Challenge =>
Copy all lines of the listing that include the string "label".

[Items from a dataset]

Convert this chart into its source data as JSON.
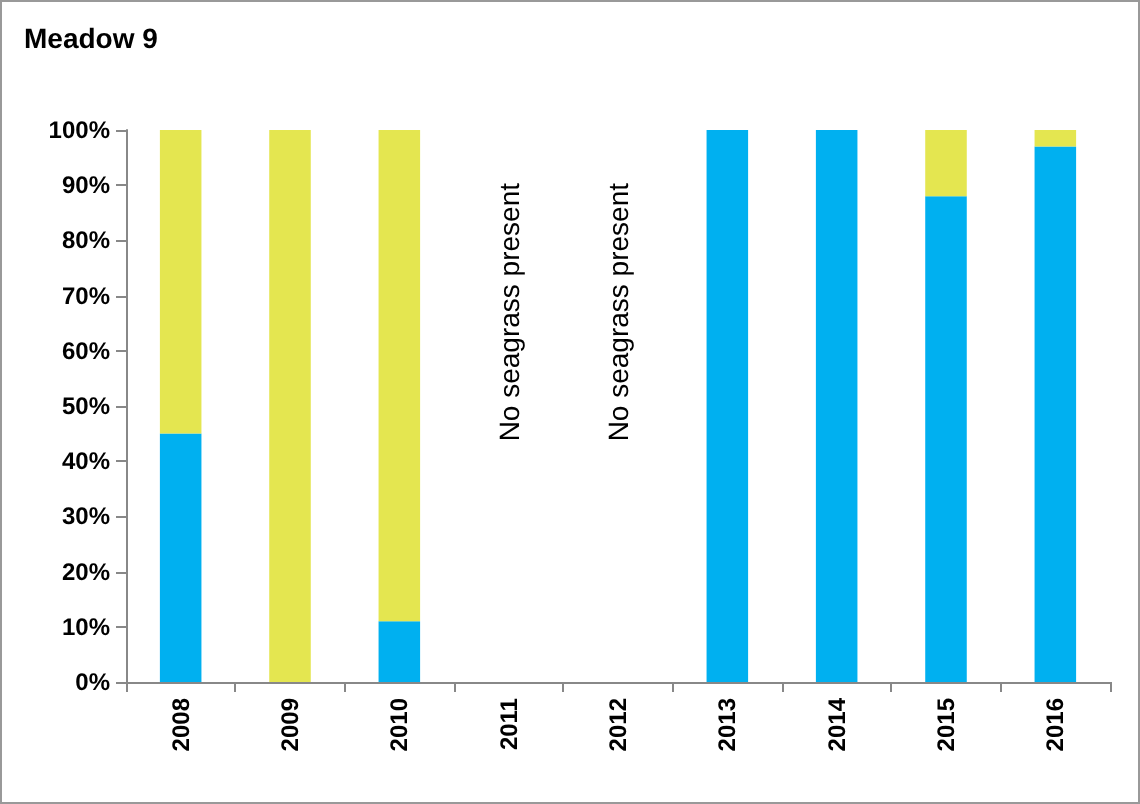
{
  "chart_data": {
    "type": "bar",
    "title": "Meadow 9",
    "stacked": true,
    "grid": false,
    "categories": [
      "2008",
      "2009",
      "2010",
      "2011",
      "2012",
      "2013",
      "2014",
      "2015",
      "2016"
    ],
    "series": [
      {
        "color": "#00b0f0",
        "values": [
          45,
          0,
          11,
          null,
          null,
          100,
          100,
          88,
          97
        ]
      },
      {
        "color": "#e4e650",
        "values": [
          55,
          100,
          89,
          null,
          null,
          0,
          0,
          12,
          3
        ]
      }
    ],
    "ylim": [
      0,
      100
    ],
    "yticks": [
      {
        "value": 0,
        "label": "0%"
      },
      {
        "value": 10,
        "label": "10%"
      },
      {
        "value": 20,
        "label": "20%"
      },
      {
        "value": 30,
        "label": "30%"
      },
      {
        "value": 40,
        "label": "40%"
      },
      {
        "value": 50,
        "label": "50%"
      },
      {
        "value": 60,
        "label": "60%"
      },
      {
        "value": 70,
        "label": "70%"
      },
      {
        "value": 80,
        "label": "80%"
      },
      {
        "value": 90,
        "label": "90%"
      },
      {
        "value": 100,
        "label": "100%"
      }
    ],
    "annotations": [
      "No seagrass present",
      "No seagrass present"
    ]
  }
}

Finished exercise =>
        "label": "0%"
        "label": "10%"
        "label": "20%"
        "label": "30%"
        "label": "40%"
        "label": "50%"
        "label": "60%"
        "label": "70%"
        "label": "80%"
        "label": "90%"
        "label": "100%"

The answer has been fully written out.